Task:
Output all of the entries exactly as written.

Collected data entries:
******************************
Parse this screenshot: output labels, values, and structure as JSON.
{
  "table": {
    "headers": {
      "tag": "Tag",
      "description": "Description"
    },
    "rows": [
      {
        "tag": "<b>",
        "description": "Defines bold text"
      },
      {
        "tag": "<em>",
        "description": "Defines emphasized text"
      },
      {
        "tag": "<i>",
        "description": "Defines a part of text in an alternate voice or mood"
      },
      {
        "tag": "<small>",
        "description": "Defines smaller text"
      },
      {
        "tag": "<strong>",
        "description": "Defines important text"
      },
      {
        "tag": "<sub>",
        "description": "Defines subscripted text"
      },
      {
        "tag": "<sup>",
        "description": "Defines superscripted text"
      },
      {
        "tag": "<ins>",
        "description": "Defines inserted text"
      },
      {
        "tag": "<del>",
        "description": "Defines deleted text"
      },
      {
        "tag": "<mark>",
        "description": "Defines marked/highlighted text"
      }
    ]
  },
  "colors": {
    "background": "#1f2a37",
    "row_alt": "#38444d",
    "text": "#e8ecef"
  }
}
******************************
Written response:
Parse this screenshot: output labels, values, and structure as JSON.
{
  "table": {
    "headers": {
      "tag": "Tag",
      "description": "Description"
    },
    "rows": [
      {
        "tag": "<b>",
        "description": "Defines bold text"
      },
      {
        "tag": "<em>",
        "description": "Defines emphasized text"
      },
      {
        "tag": "<i>",
        "description": "Defines a part of text in an alternate voice or mood"
      },
      {
        "tag": "<small>",
        "description": "Defines smaller text"
      },
      {
        "tag": "<strong>",
        "description": "Defines important text"
      },
      {
        "tag": "<sub>",
        "description": "Defines subscripted text"
      },
      {
        "tag": "<sup>",
        "description": "Defines superscripted text"
      },
      {
        "tag": "<ins>",
        "description": "Defines inserted text"
      },
      {
        "tag": "<del>",
        "description": "Defines deleted text"
      },
      {
        "tag": "<mark>",
        "description": "Defines marked/highlighted text"
      }
    ]
  },
  "colors": {
    "background": "#1f2a37",
    "row_alt": "#38444d",
    "text": "#e8ecef"
  }
}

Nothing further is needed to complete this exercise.